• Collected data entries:
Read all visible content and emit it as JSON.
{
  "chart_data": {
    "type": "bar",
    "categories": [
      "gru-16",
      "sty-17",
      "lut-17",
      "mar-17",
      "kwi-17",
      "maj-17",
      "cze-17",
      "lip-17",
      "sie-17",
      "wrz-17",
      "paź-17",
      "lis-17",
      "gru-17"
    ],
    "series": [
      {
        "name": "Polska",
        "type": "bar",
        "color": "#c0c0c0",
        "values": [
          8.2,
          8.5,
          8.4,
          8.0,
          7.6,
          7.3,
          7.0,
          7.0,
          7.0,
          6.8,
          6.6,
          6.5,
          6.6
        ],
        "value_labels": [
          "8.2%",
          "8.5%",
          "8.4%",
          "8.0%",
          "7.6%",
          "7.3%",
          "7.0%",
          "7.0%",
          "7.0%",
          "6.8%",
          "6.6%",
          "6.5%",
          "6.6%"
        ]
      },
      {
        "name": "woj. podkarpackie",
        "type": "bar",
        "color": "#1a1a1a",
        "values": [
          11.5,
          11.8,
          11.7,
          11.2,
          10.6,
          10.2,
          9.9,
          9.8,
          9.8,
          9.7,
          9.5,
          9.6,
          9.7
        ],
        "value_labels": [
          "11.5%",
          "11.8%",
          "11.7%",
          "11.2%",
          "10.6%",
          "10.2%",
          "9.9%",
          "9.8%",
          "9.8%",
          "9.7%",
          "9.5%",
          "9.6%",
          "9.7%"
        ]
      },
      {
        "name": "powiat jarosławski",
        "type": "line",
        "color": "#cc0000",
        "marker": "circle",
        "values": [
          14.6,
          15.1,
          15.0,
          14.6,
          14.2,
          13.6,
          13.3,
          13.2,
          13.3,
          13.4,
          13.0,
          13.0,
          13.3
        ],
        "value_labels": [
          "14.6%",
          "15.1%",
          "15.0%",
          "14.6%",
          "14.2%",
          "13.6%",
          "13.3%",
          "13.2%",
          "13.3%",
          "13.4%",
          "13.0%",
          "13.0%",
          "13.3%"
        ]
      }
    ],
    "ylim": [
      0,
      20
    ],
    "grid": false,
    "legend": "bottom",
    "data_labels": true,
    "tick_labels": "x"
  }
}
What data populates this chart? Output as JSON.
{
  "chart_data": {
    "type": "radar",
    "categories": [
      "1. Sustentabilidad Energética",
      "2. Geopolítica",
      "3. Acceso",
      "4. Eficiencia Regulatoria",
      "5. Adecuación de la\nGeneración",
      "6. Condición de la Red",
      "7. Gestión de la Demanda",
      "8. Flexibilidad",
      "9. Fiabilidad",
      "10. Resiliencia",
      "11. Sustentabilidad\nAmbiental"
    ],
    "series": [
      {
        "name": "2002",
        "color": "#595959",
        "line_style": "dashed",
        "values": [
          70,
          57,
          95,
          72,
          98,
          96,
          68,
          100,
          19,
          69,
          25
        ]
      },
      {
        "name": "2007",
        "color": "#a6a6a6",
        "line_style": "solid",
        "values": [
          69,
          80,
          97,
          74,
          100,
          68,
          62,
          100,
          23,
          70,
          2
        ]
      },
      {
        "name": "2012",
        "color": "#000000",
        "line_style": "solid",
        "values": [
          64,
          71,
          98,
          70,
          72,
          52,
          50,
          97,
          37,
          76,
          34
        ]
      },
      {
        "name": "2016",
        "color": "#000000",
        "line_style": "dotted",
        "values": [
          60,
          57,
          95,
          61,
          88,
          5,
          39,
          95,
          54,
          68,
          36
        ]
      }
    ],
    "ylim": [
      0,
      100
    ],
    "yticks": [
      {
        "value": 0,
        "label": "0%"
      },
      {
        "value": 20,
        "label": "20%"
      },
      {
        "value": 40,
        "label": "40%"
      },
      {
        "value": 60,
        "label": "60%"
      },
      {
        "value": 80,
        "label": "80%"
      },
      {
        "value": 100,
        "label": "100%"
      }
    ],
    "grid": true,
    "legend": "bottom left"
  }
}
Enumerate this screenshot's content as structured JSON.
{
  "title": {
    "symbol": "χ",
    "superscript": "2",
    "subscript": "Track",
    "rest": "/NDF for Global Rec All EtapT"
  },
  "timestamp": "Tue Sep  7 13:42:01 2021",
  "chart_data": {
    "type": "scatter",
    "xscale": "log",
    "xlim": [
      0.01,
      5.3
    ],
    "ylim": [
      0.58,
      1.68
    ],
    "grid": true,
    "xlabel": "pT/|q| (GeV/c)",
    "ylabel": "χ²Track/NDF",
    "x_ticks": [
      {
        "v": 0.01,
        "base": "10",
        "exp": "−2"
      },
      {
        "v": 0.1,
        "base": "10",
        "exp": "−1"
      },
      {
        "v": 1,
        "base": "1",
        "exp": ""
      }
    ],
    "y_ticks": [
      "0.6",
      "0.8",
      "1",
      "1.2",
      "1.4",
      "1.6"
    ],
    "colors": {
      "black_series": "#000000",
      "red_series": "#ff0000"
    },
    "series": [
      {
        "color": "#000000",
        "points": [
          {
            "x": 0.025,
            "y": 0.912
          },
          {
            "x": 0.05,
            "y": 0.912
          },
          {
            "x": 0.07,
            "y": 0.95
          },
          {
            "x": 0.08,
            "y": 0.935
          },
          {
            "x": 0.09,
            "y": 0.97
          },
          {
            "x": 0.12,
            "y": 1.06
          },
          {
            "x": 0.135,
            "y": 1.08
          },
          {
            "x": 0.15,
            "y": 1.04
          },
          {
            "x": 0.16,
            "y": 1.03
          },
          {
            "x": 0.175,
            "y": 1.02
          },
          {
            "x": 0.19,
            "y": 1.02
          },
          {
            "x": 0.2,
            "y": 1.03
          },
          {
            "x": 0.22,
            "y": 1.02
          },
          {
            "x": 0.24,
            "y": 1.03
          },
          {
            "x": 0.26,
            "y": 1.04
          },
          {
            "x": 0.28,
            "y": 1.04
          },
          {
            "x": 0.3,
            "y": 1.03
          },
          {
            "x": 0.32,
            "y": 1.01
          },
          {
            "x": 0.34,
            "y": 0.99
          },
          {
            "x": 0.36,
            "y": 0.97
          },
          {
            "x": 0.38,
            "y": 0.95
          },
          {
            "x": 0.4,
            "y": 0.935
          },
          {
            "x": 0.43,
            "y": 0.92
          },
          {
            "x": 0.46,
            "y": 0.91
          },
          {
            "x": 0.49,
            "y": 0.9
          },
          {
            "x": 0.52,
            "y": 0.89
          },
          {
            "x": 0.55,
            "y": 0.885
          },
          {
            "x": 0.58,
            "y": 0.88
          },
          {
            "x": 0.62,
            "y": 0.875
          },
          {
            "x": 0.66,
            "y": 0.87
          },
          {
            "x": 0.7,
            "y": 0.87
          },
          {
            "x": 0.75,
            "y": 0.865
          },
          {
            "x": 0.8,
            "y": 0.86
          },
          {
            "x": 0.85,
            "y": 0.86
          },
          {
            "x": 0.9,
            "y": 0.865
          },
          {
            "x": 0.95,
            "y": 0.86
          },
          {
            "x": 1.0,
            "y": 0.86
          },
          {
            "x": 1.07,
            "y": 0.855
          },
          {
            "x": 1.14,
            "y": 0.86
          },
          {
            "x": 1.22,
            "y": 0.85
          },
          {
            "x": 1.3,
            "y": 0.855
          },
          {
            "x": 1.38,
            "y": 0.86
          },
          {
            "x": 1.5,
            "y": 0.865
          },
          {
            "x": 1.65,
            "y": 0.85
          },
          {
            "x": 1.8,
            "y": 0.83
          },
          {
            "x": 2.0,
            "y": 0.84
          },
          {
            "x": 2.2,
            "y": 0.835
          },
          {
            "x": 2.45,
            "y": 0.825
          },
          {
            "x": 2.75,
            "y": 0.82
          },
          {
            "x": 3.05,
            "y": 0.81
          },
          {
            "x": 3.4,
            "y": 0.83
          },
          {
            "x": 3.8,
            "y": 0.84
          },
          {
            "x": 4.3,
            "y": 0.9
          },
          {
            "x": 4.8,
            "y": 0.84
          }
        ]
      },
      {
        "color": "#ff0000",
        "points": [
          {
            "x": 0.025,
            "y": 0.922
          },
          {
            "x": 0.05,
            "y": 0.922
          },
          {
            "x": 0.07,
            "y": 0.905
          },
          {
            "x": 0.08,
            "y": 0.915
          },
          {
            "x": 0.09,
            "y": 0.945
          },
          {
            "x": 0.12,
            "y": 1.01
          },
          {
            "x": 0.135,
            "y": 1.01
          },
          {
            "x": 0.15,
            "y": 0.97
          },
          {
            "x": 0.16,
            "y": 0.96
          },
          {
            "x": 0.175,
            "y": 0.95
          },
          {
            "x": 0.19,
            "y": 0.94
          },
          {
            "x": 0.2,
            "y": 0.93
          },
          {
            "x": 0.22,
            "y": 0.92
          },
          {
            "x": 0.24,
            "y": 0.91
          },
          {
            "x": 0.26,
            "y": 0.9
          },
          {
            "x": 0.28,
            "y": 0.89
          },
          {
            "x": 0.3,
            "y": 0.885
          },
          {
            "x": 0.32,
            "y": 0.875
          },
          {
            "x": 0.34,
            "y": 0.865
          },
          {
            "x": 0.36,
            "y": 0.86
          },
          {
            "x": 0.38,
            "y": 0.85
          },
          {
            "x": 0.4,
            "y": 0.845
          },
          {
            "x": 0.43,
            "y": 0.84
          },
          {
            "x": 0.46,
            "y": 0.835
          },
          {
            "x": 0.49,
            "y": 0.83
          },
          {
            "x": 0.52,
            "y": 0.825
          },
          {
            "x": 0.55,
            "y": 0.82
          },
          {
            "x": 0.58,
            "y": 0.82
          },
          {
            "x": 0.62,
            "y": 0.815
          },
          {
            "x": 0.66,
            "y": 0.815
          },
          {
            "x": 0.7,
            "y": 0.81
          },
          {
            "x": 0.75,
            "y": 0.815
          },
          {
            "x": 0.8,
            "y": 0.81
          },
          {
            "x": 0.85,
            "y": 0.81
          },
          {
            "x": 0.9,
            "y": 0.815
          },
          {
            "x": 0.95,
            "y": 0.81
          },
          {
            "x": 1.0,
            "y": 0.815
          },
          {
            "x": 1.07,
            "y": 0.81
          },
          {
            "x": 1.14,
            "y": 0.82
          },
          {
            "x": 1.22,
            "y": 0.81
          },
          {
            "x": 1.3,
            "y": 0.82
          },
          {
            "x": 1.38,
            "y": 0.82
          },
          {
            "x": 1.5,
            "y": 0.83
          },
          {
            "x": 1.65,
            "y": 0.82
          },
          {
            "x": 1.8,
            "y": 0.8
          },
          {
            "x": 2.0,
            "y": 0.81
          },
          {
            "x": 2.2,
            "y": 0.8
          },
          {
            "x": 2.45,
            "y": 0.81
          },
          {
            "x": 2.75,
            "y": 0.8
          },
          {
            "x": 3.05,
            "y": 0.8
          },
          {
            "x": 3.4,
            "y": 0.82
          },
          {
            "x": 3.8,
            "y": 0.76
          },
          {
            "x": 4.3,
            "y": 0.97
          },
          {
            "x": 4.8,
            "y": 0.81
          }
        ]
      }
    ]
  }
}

• EXERCISE INSTRUCTIONS: Copy every line of the data that holds the string "type".

• OUTPUT BELOW:
    "type": "bar",
        "type": "bar",
        "type": "bar",
        "type": "line",
    "type": "radar",
    "type": "scatter",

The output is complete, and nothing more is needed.